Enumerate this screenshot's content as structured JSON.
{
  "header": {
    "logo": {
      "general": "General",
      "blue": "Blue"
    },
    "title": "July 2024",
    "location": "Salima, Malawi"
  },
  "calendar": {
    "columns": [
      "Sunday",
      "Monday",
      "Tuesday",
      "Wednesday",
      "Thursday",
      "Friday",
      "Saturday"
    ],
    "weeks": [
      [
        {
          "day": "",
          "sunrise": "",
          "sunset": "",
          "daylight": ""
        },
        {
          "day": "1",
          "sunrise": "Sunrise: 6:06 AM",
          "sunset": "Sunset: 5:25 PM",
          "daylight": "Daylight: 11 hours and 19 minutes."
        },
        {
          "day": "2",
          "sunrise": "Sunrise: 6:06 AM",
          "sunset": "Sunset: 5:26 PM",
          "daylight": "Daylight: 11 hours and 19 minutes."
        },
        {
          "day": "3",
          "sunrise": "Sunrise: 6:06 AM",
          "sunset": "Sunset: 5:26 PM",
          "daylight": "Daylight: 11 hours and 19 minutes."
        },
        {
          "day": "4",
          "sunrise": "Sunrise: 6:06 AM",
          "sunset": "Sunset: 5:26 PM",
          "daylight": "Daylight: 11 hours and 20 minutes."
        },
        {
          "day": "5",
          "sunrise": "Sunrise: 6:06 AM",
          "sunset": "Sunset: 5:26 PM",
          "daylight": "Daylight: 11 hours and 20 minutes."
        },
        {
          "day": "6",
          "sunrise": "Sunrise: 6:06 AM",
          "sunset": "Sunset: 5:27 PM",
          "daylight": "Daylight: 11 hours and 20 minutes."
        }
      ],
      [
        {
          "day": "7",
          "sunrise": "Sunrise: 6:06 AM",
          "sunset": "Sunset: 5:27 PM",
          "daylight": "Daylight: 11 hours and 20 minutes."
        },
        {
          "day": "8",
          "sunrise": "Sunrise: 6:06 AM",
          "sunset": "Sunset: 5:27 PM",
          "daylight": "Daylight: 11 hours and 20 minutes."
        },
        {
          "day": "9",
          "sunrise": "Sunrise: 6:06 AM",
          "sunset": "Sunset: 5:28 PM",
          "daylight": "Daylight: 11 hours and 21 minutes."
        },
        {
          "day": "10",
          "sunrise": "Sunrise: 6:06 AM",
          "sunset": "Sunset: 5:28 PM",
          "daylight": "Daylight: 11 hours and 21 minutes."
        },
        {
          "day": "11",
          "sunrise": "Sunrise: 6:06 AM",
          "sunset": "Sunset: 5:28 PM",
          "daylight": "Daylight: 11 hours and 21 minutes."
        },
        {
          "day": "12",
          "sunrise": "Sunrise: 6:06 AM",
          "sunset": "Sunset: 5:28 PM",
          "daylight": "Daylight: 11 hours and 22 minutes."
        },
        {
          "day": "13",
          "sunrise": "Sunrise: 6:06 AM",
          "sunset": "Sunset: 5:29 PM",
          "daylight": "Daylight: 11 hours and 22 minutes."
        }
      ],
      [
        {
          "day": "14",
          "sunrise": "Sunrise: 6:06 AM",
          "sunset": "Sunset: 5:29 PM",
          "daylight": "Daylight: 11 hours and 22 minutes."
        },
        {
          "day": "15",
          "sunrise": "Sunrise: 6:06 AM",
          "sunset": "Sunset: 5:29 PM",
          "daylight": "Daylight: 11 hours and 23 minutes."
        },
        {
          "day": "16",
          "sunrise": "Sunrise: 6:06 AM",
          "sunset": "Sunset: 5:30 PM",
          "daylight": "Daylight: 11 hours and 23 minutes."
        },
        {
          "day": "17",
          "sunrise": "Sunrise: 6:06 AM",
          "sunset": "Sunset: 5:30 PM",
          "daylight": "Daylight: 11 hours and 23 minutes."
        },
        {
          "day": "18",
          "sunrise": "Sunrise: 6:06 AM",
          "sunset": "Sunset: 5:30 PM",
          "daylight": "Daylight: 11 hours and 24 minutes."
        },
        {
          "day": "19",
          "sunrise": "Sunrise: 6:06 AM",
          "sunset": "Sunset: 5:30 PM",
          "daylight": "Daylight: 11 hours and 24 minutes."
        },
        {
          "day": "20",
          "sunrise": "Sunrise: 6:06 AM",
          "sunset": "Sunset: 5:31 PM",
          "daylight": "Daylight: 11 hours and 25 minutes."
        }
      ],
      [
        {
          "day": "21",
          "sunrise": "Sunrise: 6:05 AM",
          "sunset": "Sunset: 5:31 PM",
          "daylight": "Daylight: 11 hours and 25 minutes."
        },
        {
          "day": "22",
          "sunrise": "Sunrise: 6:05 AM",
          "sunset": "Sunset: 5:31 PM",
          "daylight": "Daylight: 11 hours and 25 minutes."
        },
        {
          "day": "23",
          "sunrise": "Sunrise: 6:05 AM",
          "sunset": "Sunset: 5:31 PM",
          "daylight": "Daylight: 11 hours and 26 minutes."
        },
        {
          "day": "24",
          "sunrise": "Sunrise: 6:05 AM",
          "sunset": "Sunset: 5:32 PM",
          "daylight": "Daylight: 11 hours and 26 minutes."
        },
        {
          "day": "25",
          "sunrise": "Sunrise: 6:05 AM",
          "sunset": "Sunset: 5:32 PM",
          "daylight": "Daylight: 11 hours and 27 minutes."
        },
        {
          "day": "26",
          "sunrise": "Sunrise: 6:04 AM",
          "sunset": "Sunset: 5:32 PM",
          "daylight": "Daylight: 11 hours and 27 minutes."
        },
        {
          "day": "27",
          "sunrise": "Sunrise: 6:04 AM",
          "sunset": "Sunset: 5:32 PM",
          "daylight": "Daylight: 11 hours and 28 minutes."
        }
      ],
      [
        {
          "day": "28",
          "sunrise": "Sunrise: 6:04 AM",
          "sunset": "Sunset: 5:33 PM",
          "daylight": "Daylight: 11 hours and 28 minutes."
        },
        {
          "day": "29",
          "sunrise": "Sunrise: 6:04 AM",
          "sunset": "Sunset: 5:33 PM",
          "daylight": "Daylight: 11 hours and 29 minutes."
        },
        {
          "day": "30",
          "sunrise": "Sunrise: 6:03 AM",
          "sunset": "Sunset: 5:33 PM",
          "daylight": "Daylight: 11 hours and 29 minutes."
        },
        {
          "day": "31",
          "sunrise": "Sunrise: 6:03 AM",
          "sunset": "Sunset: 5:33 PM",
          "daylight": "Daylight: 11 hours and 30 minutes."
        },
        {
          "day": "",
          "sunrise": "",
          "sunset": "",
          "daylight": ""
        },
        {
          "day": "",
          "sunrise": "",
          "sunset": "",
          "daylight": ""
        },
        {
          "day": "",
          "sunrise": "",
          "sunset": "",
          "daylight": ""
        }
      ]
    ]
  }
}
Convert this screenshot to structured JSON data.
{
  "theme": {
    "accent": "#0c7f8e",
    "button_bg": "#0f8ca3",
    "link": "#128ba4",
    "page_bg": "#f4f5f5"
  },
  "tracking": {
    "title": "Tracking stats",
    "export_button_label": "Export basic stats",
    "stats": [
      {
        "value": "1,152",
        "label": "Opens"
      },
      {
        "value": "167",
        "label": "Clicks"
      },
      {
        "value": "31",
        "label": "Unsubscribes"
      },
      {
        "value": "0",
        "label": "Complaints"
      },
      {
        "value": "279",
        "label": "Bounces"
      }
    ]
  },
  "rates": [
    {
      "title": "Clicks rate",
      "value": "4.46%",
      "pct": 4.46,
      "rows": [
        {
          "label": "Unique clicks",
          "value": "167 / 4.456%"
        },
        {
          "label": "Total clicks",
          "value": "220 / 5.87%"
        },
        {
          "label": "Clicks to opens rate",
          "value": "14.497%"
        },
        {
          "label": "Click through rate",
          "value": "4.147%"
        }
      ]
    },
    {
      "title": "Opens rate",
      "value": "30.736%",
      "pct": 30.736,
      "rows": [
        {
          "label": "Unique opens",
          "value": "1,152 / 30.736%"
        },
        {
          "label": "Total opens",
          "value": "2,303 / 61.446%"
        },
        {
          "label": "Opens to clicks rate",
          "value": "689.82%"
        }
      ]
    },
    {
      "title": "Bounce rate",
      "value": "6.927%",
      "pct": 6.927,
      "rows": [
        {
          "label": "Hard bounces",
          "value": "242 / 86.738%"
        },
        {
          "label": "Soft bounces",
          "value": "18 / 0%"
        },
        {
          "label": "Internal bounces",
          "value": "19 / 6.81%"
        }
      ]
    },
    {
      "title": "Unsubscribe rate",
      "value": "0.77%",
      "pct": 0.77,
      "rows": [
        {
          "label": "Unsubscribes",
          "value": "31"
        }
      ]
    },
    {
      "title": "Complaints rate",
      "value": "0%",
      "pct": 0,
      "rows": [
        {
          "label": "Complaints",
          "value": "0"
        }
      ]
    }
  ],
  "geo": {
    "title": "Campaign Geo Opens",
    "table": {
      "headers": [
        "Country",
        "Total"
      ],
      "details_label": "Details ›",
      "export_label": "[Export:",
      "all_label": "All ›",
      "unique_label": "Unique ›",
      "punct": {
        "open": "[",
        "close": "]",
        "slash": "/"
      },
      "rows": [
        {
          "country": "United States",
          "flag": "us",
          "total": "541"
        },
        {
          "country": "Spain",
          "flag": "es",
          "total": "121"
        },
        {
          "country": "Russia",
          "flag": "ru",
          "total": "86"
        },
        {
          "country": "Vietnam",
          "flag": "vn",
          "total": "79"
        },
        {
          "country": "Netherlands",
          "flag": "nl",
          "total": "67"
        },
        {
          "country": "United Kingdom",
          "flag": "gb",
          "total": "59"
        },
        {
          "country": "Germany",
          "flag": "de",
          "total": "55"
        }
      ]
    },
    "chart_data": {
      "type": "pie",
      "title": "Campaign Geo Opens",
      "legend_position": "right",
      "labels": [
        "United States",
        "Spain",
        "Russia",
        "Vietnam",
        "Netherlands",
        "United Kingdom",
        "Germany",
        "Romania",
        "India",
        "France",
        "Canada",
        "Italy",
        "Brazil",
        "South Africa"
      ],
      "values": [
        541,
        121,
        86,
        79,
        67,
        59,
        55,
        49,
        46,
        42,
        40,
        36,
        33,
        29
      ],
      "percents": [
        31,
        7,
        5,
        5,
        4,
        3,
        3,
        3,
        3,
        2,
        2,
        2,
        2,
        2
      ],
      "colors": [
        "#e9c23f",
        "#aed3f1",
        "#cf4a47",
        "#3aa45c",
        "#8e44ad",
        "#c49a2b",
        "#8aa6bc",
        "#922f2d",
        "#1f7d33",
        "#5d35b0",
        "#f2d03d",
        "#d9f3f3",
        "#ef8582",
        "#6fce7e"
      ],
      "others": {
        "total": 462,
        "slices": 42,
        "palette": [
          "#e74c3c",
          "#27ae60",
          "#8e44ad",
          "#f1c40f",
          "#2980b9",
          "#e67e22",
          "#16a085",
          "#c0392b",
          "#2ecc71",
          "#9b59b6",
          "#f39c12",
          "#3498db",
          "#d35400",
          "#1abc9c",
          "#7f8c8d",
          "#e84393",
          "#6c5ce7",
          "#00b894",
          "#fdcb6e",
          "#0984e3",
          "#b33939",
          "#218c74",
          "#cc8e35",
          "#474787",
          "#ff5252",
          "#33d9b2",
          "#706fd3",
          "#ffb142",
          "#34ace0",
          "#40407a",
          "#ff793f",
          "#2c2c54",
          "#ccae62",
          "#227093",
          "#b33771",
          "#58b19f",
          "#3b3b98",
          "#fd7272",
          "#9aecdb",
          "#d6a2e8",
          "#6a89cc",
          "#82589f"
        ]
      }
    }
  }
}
+===+
* [REQUIRED WORK]: Pull every line containing the word "Kingdom" out of the material.

* [WORKED ANSWER]:
          "country": "United Kingdom",
        "United Kingdom",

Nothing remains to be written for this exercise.